- _What you need to do_
Identify every line in the records below that contains the word "values", and copy each of those lines.

- _Records to use_

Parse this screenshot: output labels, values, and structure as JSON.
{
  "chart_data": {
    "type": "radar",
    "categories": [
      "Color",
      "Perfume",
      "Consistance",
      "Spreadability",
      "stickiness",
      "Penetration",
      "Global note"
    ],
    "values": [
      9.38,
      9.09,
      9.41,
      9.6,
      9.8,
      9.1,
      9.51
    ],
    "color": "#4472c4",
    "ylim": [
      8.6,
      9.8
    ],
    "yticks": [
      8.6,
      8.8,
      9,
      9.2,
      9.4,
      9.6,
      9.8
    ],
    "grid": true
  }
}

- _Written solution_
Parse this screenshot: output labels, values, and structure as JSON.
    "values": [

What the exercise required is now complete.